**Directive**
Set down all of the entries word for word, omitting the images they contain.
┌──
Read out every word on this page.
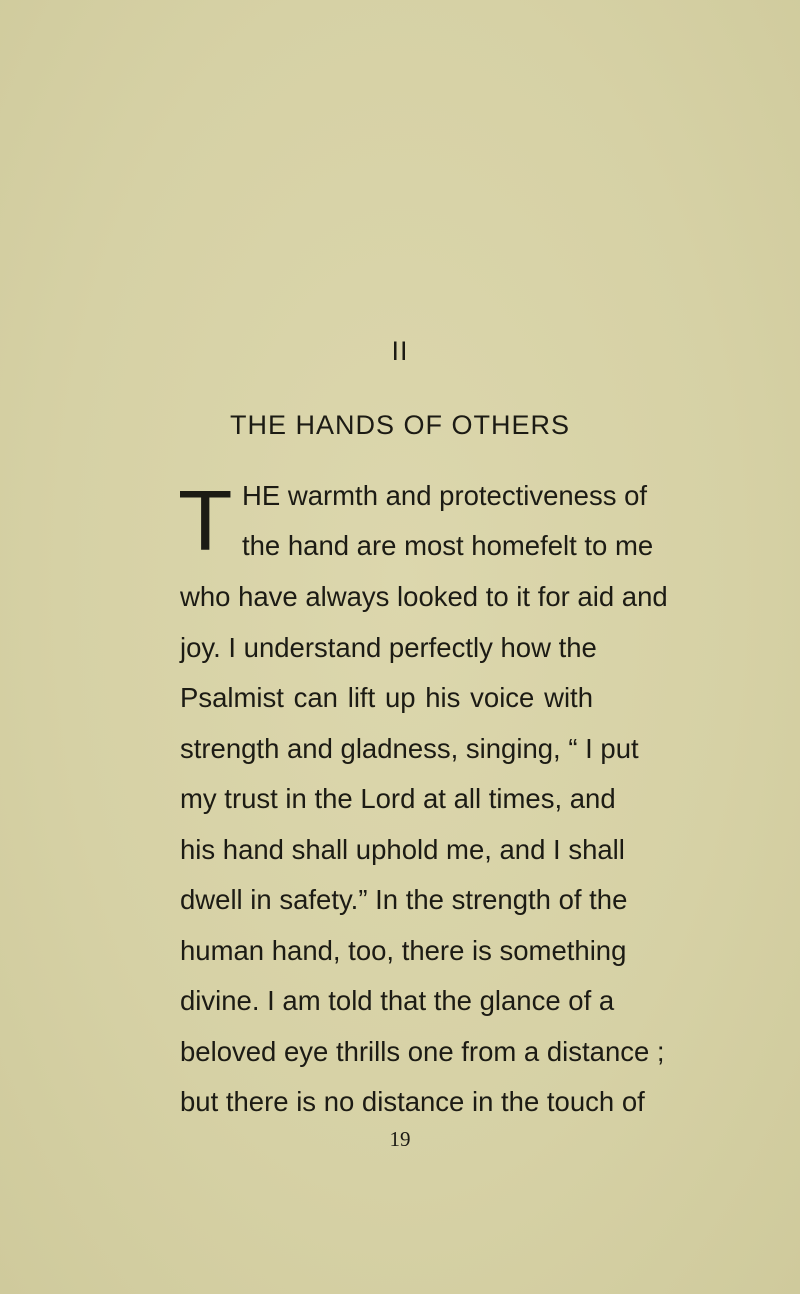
II
THE HANDS OF OTHERS
T HE warmth and protectiveness of
the hand are most homefelt to me
who have always looked to it for aid and
joy. I understand perfectly how the
Psalmist can lift up his voice with
strength and gladness, singing, “ I put
my trust in the Lord at all times, and
his hand shall uphold me, and I shall
dwell in safety.” In the strength of the
human hand, too, there is something
divine. I am told that the glance of a
beloved eye thrills one from a distance ;
but there is no distance in the touch of
19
└──
**Result below**
Read out every word on this page.
II
THE HANDS OF OTHERS
T HE warmth and protectiveness of
the hand are most homefelt to me
who have always looked to it for aid and
joy. I understand perfectly how the
Psalmist can lift up his voice with
strength and gladness, singing, “ I put
my trust in the Lord at all times, and
his hand shall uphold me, and I shall
dwell in safety.” In the strength of the
human hand, too, there is something
divine. I am told that the glance of a
beloved eye thrills one from a distance ;
but there is no distance in the touch of
19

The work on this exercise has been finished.